THE RECORDS

· · · ·

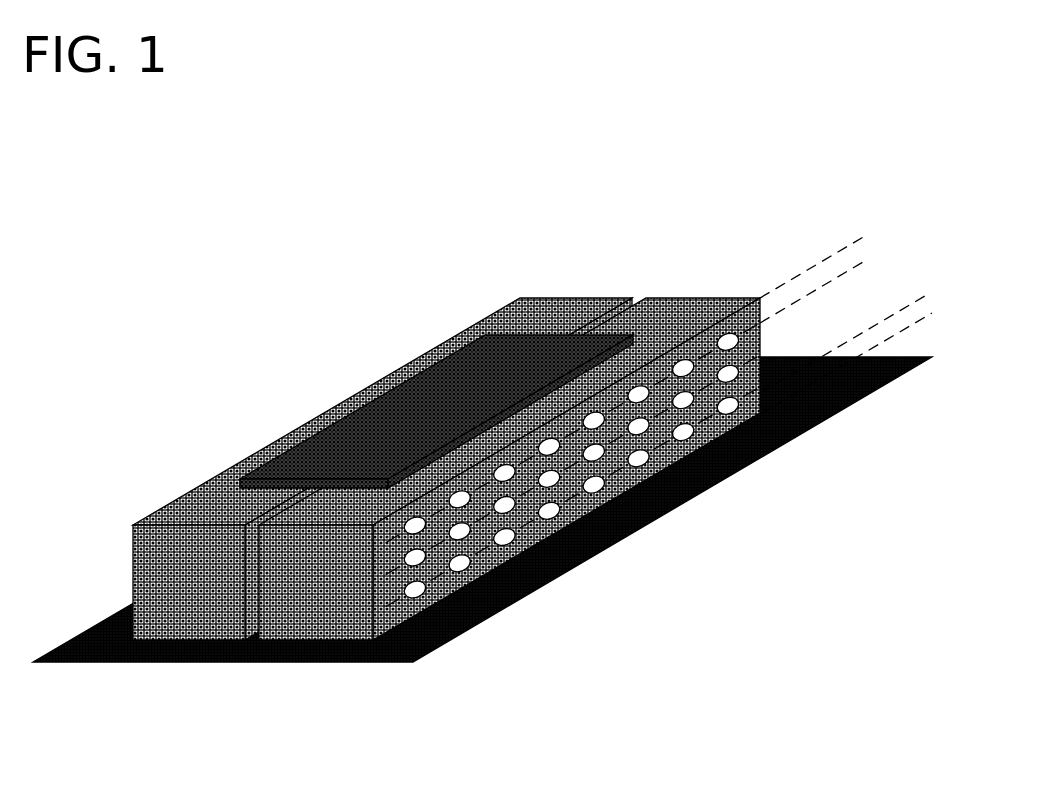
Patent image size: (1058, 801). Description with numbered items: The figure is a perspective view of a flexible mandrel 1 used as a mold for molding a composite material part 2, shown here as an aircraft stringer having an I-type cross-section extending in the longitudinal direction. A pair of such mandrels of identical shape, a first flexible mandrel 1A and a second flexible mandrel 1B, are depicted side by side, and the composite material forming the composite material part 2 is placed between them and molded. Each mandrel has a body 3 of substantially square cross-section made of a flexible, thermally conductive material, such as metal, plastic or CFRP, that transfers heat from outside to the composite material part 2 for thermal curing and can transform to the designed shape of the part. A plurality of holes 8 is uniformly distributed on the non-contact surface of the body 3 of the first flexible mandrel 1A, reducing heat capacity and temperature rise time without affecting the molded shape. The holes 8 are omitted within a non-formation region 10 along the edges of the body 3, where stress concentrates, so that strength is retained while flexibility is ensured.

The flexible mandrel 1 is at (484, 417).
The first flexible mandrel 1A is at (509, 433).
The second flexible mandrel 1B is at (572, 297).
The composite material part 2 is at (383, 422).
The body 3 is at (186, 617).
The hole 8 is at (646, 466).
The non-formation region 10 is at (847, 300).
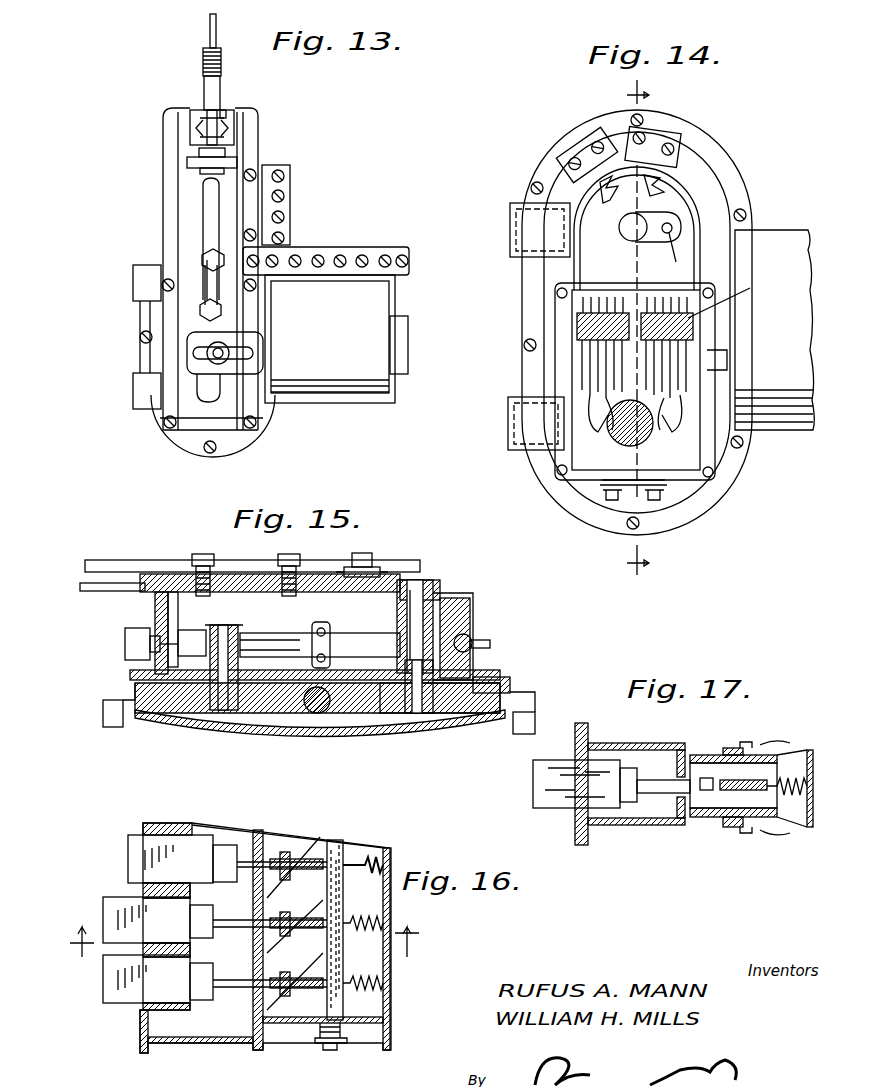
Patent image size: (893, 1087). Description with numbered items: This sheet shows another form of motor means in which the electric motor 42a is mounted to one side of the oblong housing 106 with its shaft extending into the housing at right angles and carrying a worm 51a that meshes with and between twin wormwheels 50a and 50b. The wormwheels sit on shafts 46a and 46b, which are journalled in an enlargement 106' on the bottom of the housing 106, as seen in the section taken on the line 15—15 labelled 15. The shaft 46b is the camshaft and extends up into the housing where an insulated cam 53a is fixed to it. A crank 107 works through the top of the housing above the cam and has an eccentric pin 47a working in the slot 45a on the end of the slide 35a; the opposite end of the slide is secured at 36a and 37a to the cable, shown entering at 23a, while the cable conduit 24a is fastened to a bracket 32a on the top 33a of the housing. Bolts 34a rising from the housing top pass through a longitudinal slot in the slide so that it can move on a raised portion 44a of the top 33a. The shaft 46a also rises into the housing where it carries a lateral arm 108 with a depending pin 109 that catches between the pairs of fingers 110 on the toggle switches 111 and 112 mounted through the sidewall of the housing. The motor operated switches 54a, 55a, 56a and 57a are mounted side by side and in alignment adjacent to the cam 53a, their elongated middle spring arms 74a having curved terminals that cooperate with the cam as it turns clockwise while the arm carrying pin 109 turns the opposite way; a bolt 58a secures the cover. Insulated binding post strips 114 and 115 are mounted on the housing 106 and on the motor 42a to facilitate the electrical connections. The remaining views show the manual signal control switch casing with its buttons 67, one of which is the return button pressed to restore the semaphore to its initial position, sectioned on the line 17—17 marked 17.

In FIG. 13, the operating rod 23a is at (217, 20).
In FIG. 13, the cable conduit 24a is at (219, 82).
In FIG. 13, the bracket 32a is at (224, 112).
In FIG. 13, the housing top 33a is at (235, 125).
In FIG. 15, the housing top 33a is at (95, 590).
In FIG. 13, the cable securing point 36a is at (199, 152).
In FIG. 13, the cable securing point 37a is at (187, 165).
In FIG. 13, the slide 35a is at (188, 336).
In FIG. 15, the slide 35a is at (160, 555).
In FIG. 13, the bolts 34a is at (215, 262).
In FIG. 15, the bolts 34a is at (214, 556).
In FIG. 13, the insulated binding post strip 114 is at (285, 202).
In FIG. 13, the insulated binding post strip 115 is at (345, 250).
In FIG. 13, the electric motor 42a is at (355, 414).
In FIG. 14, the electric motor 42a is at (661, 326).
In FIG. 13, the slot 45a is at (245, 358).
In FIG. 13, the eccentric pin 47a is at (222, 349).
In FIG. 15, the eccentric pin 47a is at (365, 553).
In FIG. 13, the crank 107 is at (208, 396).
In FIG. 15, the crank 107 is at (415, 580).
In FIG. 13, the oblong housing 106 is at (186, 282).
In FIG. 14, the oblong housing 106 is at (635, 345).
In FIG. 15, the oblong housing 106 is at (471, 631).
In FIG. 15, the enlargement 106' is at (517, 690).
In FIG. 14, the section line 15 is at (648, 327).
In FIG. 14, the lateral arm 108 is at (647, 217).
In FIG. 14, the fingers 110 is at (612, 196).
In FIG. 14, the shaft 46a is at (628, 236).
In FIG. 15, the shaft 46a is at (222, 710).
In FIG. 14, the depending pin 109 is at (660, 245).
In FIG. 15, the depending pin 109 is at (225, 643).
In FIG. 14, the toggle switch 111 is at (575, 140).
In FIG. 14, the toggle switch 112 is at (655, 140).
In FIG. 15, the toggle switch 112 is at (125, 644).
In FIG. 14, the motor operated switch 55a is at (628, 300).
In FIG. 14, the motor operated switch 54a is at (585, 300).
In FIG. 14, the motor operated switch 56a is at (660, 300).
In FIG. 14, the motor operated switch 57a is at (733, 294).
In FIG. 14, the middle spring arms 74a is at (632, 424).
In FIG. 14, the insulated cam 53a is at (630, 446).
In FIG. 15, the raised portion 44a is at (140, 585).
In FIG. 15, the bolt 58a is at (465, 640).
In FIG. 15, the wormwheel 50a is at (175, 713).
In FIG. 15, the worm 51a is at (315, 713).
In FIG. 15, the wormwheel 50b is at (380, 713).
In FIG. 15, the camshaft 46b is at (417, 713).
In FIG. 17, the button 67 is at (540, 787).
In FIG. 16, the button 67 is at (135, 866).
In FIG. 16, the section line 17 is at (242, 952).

· · · ·

TASK DETAILS
Render the data, from its start through the line containing "The non-formation region 10 is at (847, 300).", as a Markdown table with the columns Row and Line. Skip blank lines and leave the pictures out.

THE SOLUTION
| Row | Line |
|---|---|
| 1 | Patent image size: (1058, 801). Description with numbered items: The figure is a perspective view of a flexible mandrel 1 used as a mold for molding a composite material part 2, shown here as an aircraft stringer having an I-type cross-section extending in the longitudinal direction. A pair of such mandrels of identical shape, a first flexible mandrel 1A and a second flexible mandrel 1B, are depicted side by side, and the composite material forming the composite material part 2 is placed between them and molded. Each mandrel has a body 3 of substantially square cross-section made of a flexible, thermally conductive material, such as metal, plastic or CFRP, that transfers heat from outside to the composite material part 2 for thermal curing and can transform to the designed shape of the part. A plurality of holes 8 is uniformly distributed on the non-contact surface of the body 3 of the first flexible mandrel 1A, reducing heat capacity and temperature rise time without affecting the molded shape. The holes 8 are omitted within a non-formation region 10 along the edges of the body 3, where stress concentrates, so that strength is retained while flexibility is ensured. |
| 2 | The flexible mandrel 1 is at (484, 417). |
| 3 | The first flexible mandrel 1A is at (509, 433). |
| 4 | The second flexible mandrel 1B is at (572, 297). |
| 5 | The composite material part 2 is at (383, 422). |
| 6 | The body 3 is at (186, 617). |
| 7 | The hole 8 is at (646, 466). |
| 8 | The non-formation region 10 is at (847, 300). |